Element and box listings
—————

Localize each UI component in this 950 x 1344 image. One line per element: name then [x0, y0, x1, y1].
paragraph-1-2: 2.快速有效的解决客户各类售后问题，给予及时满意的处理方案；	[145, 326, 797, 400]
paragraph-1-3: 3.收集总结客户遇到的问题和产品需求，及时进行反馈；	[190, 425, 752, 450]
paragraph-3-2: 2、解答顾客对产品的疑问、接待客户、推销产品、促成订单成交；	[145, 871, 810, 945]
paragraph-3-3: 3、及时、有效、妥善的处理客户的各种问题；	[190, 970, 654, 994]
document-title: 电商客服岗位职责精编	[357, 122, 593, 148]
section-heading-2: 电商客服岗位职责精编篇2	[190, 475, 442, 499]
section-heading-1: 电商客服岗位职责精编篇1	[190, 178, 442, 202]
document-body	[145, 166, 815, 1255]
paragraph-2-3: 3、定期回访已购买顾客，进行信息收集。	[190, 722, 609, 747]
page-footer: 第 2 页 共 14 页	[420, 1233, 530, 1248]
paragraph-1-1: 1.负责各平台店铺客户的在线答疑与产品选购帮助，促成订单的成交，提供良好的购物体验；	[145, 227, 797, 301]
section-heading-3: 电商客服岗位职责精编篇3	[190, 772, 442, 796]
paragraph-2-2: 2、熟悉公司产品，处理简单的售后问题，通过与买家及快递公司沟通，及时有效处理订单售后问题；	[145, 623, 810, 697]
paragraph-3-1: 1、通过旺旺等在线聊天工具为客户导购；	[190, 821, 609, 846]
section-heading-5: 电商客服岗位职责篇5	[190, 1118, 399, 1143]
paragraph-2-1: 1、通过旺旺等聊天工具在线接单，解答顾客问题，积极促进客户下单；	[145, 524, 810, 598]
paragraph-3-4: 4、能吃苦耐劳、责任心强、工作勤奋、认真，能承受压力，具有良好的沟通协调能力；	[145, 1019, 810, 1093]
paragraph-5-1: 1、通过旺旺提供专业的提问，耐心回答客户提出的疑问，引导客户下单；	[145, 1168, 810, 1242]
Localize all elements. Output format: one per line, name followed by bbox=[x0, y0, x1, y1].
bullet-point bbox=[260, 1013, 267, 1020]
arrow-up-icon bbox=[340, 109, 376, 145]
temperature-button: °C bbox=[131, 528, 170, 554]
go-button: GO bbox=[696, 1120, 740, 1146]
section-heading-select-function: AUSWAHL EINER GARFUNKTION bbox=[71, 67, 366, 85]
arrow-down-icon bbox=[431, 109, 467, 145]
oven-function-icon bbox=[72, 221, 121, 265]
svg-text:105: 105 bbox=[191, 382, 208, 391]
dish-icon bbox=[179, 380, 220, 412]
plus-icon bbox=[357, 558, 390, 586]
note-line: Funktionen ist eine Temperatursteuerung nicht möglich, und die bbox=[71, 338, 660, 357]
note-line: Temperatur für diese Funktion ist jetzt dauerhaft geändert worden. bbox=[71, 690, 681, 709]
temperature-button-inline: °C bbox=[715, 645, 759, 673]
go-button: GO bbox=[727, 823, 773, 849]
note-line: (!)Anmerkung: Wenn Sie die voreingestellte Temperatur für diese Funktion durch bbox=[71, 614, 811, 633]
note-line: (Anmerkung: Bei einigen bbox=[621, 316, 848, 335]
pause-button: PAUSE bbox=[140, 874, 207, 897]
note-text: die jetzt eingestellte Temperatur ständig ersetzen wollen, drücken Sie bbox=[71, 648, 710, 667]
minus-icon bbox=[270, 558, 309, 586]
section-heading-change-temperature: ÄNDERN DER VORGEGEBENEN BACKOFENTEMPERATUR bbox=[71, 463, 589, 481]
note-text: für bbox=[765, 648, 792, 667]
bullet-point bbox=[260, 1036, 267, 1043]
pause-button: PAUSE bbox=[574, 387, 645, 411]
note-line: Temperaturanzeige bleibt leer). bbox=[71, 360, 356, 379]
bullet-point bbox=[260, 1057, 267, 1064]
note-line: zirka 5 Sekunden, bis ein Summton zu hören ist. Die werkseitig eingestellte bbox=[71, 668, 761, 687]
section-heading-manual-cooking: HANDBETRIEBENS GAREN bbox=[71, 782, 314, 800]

—————

* [Task statement]: Print all of the data above line for line, with nothing changed.

* [Output of the task]:
Localize each UI component in this 950 x 1344 image. One line per element: name then [x0, y0, x1, y1].
paragraph-1-2: 2.快速有效的解决客户各类售后问题，给予及时满意的处理方案；	[145, 326, 797, 400]
paragraph-1-3: 3.收集总结客户遇到的问题和产品需求，及时进行反馈；	[190, 425, 752, 450]
paragraph-3-2: 2、解答顾客对产品的疑问、接待客户、推销产品、促成订单成交；	[145, 871, 810, 945]
paragraph-3-3: 3、及时、有效、妥善的处理客户的各种问题；	[190, 970, 654, 994]
document-title: 电商客服岗位职责精编	[357, 122, 593, 148]
section-heading-2: 电商客服岗位职责精编篇2	[190, 475, 442, 499]
section-heading-1: 电商客服岗位职责精编篇1	[190, 178, 442, 202]
document-body	[145, 166, 815, 1255]
paragraph-2-3: 3、定期回访已购买顾客，进行信息收集。	[190, 722, 609, 747]
page-footer: 第 2 页 共 14 页	[420, 1233, 530, 1248]
paragraph-1-1: 1.负责各平台店铺客户的在线答疑与产品选购帮助，促成订单的成交，提供良好的购物体验；	[145, 227, 797, 301]
section-heading-3: 电商客服岗位职责精编篇3	[190, 772, 442, 796]
paragraph-2-2: 2、熟悉公司产品，处理简单的售后问题，通过与买家及快递公司沟通，及时有效处理订单售后问题；	[145, 623, 810, 697]
paragraph-3-1: 1、通过旺旺等在线聊天工具为客户导购；	[190, 821, 609, 846]
section-heading-5: 电商客服岗位职责篇5	[190, 1118, 399, 1143]
paragraph-2-1: 1、通过旺旺等聊天工具在线接单，解答顾客问题，积极促进客户下单；	[145, 524, 810, 598]
paragraph-3-4: 4、能吃苦耐劳、责任心强、工作勤奋、认真，能承受压力，具有良好的沟通协调能力；	[145, 1019, 810, 1093]
paragraph-5-1: 1、通过旺旺提供专业的提问，耐心回答客户提出的疑问，引导客户下单；	[145, 1168, 810, 1242]
Localize all elements. Output format: one per line, name followed by bbox=[x0, y0, x1, y1].
bullet-point bbox=[260, 1013, 267, 1020]
arrow-up-icon bbox=[340, 109, 376, 145]
temperature-button: °C bbox=[131, 528, 170, 554]
go-button: GO bbox=[696, 1120, 740, 1146]
section-heading-select-function: AUSWAHL EINER GARFUNKTION bbox=[71, 67, 366, 85]
arrow-down-icon bbox=[431, 109, 467, 145]
oven-function-icon bbox=[72, 221, 121, 265]
svg-text:105: 105 bbox=[191, 382, 208, 391]
dish-icon bbox=[179, 380, 220, 412]
plus-icon bbox=[357, 558, 390, 586]
note-line: Funktionen ist eine Temperatursteuerung nicht möglich, und die bbox=[71, 338, 660, 357]
note-line: Temperatur für diese Funktion ist jetzt dauerhaft geändert worden. bbox=[71, 690, 681, 709]
temperature-button-inline: °C bbox=[715, 645, 759, 673]
go-button: GO bbox=[727, 823, 773, 849]
note-line: (!)Anmerkung: Wenn Sie die voreingestellte Temperatur für diese Funktion durch bbox=[71, 614, 811, 633]
note-line: (Anmerkung: Bei einigen bbox=[621, 316, 848, 335]
pause-button: PAUSE bbox=[140, 874, 207, 897]
note-text: die jetzt eingestellte Temperatur ständig ersetzen wollen, drücken Sie bbox=[71, 648, 710, 667]
minus-icon bbox=[270, 558, 309, 586]
section-heading-change-temperature: ÄNDERN DER VORGEGEBENEN BACKOFENTEMPERATUR bbox=[71, 463, 589, 481]
note-text: für bbox=[765, 648, 792, 667]
bullet-point bbox=[260, 1036, 267, 1043]
pause-button: PAUSE bbox=[574, 387, 645, 411]
note-line: Temperaturanzeige bleibt leer). bbox=[71, 360, 356, 379]
bullet-point bbox=[260, 1057, 267, 1064]
note-line: zirka 5 Sekunden, bis ein Summton zu hören ist. Die werkseitig eingestellte bbox=[71, 668, 761, 687]
section-heading-manual-cooking: HANDBETRIEBENS GAREN bbox=[71, 782, 314, 800]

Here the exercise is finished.